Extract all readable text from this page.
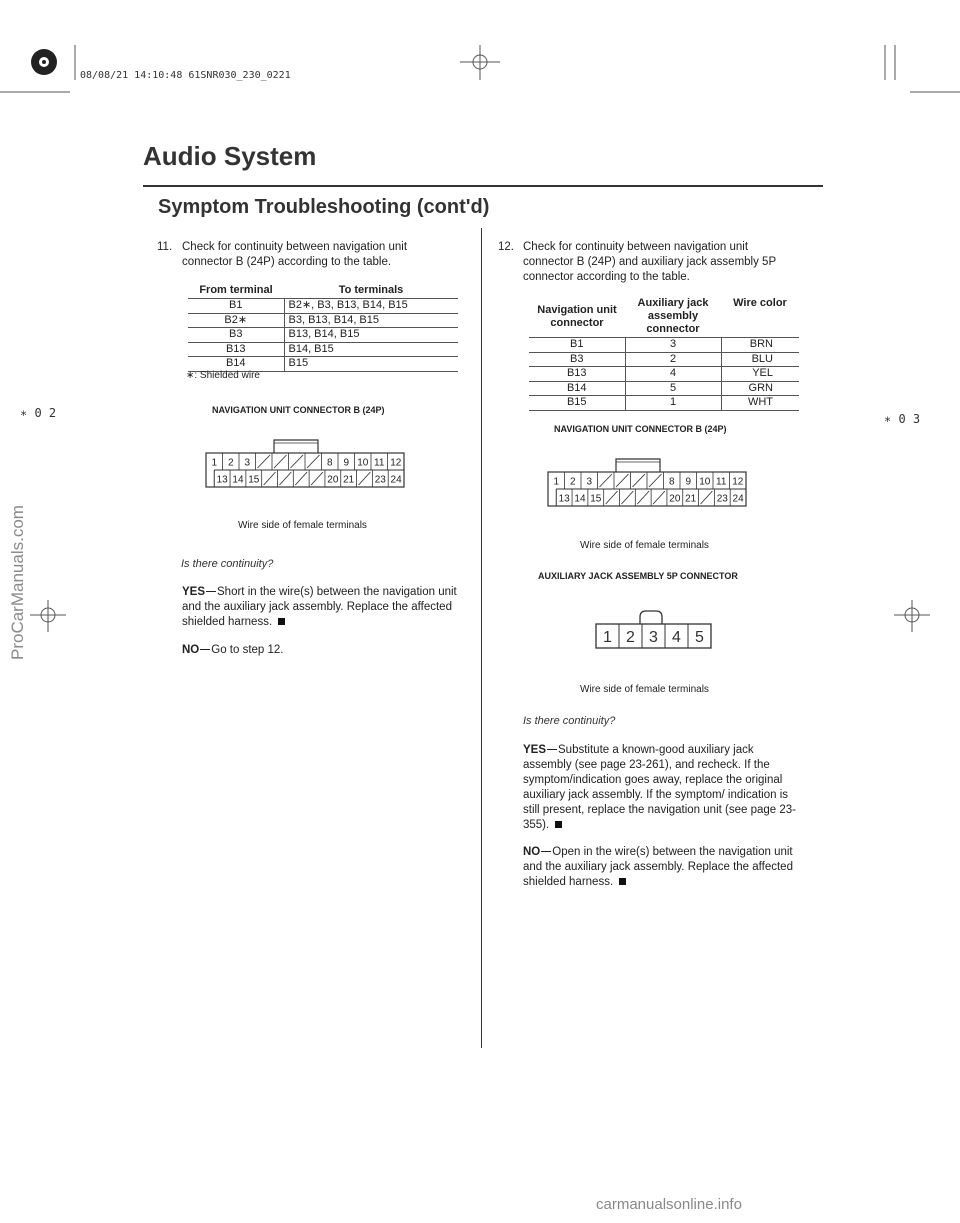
08/08/21 14:10:48 61SNR030_230_0221
Audio System
Symptom Troubleshooting (cont'd)
∗ 0 2	∗ 0 3
ProCarManuals.com
carmanualsonline.info
11. Check for continuity between navigation unit
connector B (24P) according to the table.
From terminal	To terminals
B1	B2∗, B3, B13, B14, B15
B2∗	B3, B13, B14, B15
B3	B13, B14, B15
B13	B14, B15
B14	B15
∗: Shielded wire
NAVIGATION UNIT CONNECTOR B (24P)
1 2 3	8 9 10 11 12
13 14 15	20 21 23 24
Wire side of female terminals
Is there continuity?
YES Short in the wire(s) between the navigation unit and the auxiliary jack assembly. Replace the affected shielded harness.
NO Go to step 12.
12. Check for continuity between navigation unit
connector B (24P) and auxiliary jack assembly 5P
connector according to the table.
Navigation unit connector	Auxiliary jack assembly connector	Wire color
B1	3	BRN
B3	2	BLU
B13	4	YEL
B14	5	GRN
B15	1	WHT
NAVIGATION UNIT CONNECTOR B (24P)
1 2 3	8 9 10 11 12
13 14 15	20 21 23 24
Wire side of female terminals
AUXILIARY JACK ASSEMBLY 5P CONNECTOR
1 2 3 4 5
Wire side of female terminals
Is there continuity?
YES Substitute a known-good auxiliary jack assembly (see page 23-261), and recheck. If the symptom/indication goes away, replace the original auxiliary jack assembly. If the symptom/ indication is still present, replace the navigation unit (see page 23-355).
NO Open in the wire(s) between the navigation unit and the auxiliary jack assembly. Replace the affected shielded harness.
—————
» Goal
Output the entries above exactly. Drop the pictures.

» Complete output
Extract all readable text from this page.
08/08/21 14:10:48 61SNR030_230_0221
Audio System
Symptom Troubleshooting (cont'd)
∗ 0 2	∗ 0 3
ProCarManuals.com
carmanualsonline.info
11. Check for continuity between navigation unit
connector B (24P) according to the table.
From terminal	To terminals
B1	B2∗, B3, B13, B14, B15
B2∗	B3, B13, B14, B15
B3	B13, B14, B15
B13	B14, B15
B14	B15
∗: Shielded wire
NAVIGATION UNIT CONNECTOR B (24P)
1 2 3	8 9 10 11 12
13 14 15	20 21 23 24
Wire side of female terminals
Is there continuity?
YES Short in the wire(s) between the navigation unit and the auxiliary jack assembly. Replace the affected shielded harness.
NO Go to step 12.
12. Check for continuity between navigation unit
connector B (24P) and auxiliary jack assembly 5P
connector according to the table.
Navigation unit connector	Auxiliary jack assembly connector	Wire color
B1	3	BRN
B3	2	BLU
B13	4	YEL
B14	5	GRN
B15	1	WHT
NAVIGATION UNIT CONNECTOR B (24P)
1 2 3	8 9 10 11 12
13 14 15	20 21 23 24
Wire side of female terminals
AUXILIARY JACK ASSEMBLY 5P CONNECTOR
1 2 3 4 5
Wire side of female terminals
Is there continuity?
YES Substitute a known-good auxiliary jack assembly (see page 23-261), and recheck. If the symptom/indication goes away, replace the original auxiliary jack assembly. If the symptom/ indication is still present, replace the navigation unit (see page 23-355).
NO Open in the wire(s) between the navigation unit and the auxiliary jack assembly. Replace the affected shielded harness.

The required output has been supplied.